### Required task
Report how many lines contain "nations"; state the number and nothing else.

### Dataset rows
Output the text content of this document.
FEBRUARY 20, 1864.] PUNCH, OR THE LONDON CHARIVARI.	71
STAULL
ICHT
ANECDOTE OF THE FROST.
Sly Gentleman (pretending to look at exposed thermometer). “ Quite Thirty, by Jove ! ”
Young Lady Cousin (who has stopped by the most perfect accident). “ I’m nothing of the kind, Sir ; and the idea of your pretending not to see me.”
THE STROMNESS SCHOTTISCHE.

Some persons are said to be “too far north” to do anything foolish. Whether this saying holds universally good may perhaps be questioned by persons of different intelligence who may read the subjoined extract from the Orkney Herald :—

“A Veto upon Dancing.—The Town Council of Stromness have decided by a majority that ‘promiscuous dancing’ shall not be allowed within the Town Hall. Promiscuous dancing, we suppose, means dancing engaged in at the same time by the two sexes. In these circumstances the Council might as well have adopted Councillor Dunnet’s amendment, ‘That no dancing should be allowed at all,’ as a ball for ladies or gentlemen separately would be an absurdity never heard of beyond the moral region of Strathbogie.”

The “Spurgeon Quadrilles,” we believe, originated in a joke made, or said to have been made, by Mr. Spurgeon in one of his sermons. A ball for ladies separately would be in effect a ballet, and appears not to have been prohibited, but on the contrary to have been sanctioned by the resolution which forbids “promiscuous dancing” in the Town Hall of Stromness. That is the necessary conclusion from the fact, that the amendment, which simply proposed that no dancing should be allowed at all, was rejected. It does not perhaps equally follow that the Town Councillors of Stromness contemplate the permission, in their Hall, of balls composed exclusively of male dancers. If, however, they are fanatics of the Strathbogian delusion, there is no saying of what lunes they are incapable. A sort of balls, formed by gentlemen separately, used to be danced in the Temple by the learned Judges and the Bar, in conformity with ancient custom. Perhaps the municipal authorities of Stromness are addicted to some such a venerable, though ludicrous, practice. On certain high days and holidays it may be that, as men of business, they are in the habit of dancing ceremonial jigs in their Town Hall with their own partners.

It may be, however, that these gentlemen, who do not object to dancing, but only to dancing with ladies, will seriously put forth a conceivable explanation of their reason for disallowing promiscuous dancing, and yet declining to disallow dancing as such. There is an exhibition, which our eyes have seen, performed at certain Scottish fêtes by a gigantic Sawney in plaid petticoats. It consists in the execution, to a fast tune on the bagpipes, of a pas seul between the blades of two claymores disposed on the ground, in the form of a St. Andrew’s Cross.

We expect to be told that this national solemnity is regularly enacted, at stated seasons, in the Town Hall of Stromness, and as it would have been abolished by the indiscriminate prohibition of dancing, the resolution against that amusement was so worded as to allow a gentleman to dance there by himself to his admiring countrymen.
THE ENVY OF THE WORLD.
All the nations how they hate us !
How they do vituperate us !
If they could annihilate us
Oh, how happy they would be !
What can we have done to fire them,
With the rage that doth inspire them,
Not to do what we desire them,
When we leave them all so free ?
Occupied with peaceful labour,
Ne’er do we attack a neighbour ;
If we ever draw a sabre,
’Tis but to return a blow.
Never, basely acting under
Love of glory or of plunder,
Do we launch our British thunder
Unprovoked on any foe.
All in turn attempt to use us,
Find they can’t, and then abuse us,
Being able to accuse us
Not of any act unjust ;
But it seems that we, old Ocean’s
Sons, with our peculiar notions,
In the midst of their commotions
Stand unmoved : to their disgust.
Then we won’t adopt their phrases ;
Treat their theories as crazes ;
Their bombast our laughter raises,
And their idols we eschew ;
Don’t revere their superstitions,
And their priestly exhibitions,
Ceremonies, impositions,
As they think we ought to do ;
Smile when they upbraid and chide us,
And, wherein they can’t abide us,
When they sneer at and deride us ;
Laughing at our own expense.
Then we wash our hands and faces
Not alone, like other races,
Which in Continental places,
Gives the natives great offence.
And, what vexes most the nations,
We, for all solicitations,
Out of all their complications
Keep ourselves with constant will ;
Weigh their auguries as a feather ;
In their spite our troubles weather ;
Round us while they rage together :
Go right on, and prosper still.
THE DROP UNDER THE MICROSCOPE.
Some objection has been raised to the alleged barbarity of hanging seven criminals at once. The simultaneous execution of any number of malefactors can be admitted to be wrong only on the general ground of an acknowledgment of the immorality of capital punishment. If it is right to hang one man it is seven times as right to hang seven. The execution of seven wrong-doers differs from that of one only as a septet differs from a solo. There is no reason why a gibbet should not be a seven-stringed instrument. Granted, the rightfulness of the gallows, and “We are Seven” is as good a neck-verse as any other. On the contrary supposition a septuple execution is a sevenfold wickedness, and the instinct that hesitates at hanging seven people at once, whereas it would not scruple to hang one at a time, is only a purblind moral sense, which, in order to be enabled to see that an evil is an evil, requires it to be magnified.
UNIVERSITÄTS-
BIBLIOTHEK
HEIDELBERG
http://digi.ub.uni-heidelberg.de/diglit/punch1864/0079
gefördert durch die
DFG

---

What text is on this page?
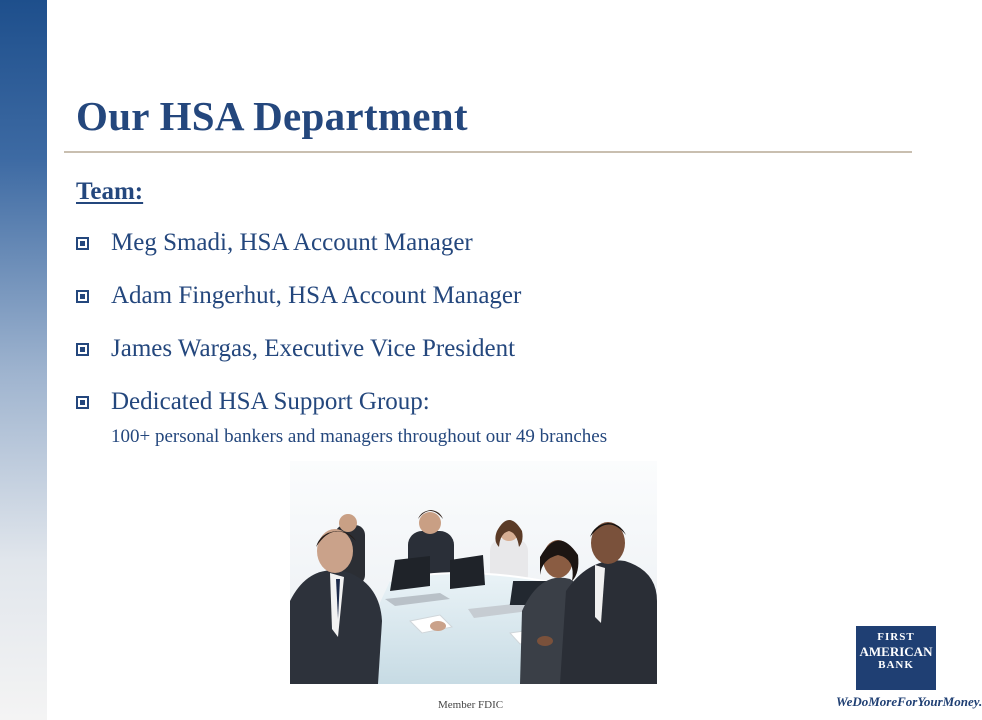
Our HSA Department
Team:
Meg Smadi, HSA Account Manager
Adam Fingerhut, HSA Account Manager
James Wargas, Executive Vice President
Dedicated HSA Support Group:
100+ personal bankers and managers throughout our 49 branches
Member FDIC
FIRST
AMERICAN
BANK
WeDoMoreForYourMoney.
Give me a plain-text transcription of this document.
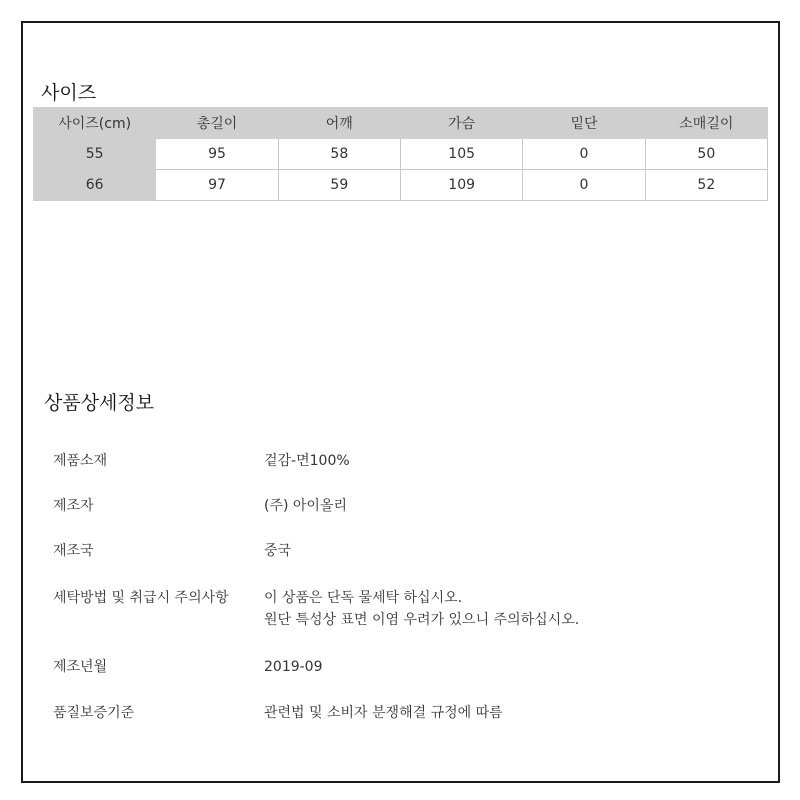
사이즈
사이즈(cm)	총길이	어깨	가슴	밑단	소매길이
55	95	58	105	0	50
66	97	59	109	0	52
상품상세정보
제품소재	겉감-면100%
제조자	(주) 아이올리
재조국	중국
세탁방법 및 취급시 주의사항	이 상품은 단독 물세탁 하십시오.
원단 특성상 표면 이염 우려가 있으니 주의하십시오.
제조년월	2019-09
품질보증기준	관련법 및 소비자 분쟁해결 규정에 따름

### Task result
2